*Given request:* In the budget planning walkthrough, what bonus is assigned to the new CMO hire?

*Selected text:*
>> START

So in order to do that, I'm just gonna go into my driver based planning model. I'm gonna go ahead and insert a new row into this template here in this marketing section. This could be really anywhere in the spreadsheet, though. And just in the interest of time today, I'm gonna copy this employee's details from the row below, but, of course, I wanna change a few of these key assumptions.

We're gonna say that this employee will get hired on the first of February of next year. We're gonna flag them as a new hire. We're gonna update that employee ID. We don't know who we're gonna hire yet, so we'll say TBD for now. And then for their title, we'll say CMO, and we'll give them that nice exact level salary here out to the right and give them a bonus of ten percent.

And now when I start scrolling out to the right, you'll see that this newly added hire is now baked into my budget model for this next year. Their salary is starting in February. All of these other metrics and assumptions are calculating appropriately as well.

And now in order to actually see the outcome of this and see the financial impact, what I wanna do is first assign this updated data to a second pass at my budget.

So what I'm gonna do is pick my budget v two here. We're gonna update that budget v two's data table so that now this CMO is part of that roster for this second copy of my budget.

And now what I'm gonna do is actually publish that data into that budget v two. So we can see here that I've selected that as my current plan. This data is now getting populated into that scenario within Q. And now if I were to decide to go to a consolidated report view that analyzes the difference between my first budget and that updated budget, I don't have to use a bunch of VLOOKUPs to compile that data from my employee roster or from that headcount planning template. I can use the power of Cube to simply fetch my data, and Cube is gonna show me that I now have about a two hundred k variance between my two budgets as a result of hiring that CMO.

>> END

*Provided information:*
>> START

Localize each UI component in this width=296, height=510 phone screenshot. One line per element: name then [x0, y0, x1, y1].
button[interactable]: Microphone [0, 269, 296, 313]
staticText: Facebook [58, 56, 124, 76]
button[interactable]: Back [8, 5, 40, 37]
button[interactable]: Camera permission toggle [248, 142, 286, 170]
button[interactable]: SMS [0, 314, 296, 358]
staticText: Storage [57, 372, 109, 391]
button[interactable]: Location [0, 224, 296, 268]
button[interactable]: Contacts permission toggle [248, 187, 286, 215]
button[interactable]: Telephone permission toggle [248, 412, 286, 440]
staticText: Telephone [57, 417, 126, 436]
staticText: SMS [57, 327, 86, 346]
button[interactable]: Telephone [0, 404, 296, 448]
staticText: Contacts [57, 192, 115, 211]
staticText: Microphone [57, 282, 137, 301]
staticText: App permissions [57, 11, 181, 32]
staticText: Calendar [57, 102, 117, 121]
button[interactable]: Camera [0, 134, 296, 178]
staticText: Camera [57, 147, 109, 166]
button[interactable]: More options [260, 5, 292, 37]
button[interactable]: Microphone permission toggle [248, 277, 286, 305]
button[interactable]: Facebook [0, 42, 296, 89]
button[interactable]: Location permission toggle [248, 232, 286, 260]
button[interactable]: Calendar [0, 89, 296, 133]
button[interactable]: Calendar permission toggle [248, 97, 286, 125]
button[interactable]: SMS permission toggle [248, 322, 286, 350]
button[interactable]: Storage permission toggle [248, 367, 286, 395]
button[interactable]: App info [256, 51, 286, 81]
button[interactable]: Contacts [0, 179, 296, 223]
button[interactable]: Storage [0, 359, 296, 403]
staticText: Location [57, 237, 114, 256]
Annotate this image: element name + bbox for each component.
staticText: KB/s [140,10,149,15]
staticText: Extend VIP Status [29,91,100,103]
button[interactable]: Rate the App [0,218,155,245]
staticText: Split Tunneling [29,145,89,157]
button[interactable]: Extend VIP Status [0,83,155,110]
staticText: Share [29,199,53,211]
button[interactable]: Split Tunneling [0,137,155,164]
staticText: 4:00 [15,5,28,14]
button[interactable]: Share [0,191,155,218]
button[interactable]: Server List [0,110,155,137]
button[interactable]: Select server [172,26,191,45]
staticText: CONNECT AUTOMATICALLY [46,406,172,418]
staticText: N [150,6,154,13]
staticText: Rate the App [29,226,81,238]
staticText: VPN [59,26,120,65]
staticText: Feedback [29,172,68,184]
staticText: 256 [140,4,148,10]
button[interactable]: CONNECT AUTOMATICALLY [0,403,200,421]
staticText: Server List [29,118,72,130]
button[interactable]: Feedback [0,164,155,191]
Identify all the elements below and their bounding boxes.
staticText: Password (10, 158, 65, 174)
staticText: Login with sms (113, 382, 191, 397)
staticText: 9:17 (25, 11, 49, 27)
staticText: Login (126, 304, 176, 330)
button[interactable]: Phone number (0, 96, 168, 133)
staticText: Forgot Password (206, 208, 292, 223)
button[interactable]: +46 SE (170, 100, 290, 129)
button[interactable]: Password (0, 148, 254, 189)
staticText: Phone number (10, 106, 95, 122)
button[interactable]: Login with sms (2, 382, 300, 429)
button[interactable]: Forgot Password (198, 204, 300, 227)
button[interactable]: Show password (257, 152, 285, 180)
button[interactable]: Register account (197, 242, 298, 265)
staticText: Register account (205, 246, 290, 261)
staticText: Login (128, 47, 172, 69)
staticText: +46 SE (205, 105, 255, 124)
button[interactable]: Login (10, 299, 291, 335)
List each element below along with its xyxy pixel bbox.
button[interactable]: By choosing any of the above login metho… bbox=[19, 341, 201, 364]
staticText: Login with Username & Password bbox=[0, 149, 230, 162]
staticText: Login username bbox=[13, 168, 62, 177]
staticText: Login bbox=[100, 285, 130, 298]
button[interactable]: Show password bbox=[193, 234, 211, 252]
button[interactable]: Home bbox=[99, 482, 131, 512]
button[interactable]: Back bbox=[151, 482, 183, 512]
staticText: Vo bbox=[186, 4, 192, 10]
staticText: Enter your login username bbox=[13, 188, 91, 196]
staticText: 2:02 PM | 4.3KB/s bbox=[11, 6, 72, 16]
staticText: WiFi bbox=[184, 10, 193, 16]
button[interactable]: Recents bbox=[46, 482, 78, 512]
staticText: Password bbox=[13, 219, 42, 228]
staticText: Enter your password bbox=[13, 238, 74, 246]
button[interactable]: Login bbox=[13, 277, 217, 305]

>> END
>> START

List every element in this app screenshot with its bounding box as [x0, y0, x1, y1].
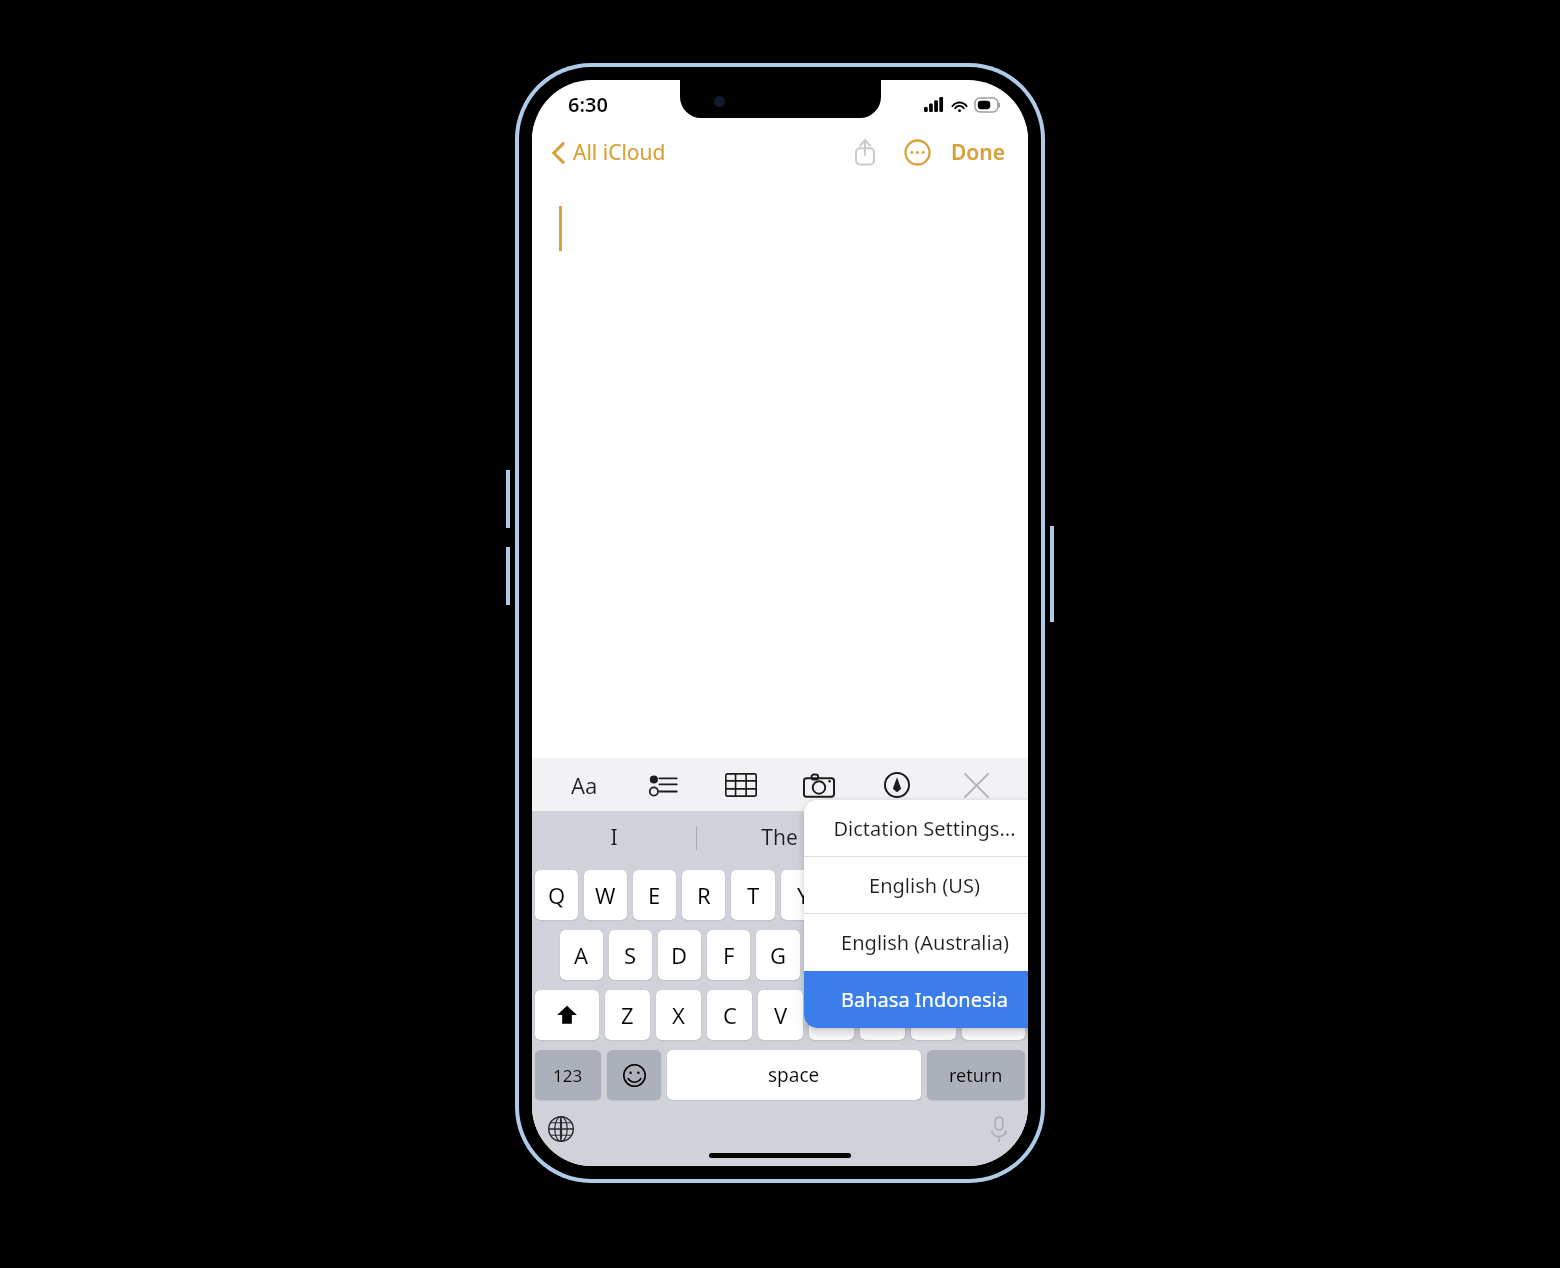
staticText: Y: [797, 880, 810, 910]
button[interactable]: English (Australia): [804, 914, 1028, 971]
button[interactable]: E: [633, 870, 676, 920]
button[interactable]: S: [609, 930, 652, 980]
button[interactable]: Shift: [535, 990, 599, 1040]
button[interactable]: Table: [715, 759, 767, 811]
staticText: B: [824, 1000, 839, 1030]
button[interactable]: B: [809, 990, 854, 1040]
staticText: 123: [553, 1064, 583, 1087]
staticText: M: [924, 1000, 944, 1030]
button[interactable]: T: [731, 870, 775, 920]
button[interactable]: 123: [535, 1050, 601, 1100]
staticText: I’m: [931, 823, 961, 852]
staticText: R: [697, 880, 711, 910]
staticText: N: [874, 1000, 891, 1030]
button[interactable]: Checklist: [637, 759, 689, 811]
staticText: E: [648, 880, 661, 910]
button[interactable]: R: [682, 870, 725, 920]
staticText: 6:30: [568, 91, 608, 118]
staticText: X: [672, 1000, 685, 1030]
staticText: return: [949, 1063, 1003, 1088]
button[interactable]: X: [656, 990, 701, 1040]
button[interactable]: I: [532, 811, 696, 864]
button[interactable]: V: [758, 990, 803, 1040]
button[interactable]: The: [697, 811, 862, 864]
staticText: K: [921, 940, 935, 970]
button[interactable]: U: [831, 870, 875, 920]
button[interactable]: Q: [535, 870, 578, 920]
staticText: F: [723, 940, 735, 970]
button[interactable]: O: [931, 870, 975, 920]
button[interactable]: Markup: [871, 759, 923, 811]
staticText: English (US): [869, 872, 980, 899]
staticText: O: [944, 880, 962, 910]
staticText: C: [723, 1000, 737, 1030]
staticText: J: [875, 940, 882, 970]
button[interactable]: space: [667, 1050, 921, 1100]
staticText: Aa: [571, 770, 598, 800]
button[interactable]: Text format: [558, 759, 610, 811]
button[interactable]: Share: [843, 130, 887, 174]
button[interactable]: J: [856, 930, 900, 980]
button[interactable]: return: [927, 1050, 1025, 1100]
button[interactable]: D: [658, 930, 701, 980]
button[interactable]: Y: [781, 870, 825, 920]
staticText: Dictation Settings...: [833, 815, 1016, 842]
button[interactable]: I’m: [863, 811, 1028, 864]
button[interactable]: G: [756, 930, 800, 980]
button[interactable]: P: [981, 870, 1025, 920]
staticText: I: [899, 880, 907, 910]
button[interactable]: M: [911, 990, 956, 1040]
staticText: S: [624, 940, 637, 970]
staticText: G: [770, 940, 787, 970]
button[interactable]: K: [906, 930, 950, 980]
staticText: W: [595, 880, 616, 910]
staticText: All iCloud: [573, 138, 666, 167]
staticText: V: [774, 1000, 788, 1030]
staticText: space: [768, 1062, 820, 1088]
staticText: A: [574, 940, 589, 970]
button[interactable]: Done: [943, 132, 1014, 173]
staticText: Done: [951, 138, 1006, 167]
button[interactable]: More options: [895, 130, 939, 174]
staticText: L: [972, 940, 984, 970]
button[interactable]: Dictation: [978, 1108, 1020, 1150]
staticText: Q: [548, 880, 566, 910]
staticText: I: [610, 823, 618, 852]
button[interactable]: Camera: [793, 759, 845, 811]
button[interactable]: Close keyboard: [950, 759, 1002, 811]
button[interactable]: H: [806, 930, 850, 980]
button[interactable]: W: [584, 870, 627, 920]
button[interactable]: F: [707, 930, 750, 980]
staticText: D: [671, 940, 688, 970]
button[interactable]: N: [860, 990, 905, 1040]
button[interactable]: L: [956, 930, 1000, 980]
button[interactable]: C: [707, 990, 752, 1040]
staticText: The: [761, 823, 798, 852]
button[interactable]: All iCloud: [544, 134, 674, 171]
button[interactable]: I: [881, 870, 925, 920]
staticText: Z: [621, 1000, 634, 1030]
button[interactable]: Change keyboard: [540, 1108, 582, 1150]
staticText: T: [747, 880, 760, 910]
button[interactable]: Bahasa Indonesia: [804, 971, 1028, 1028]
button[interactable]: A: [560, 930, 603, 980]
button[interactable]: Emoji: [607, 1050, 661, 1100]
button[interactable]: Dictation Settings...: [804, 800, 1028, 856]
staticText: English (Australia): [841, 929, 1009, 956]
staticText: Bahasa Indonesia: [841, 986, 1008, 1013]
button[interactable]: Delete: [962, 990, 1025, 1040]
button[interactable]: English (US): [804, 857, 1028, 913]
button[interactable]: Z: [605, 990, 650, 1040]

>> END

*Task solution:* A bonus of ten percent.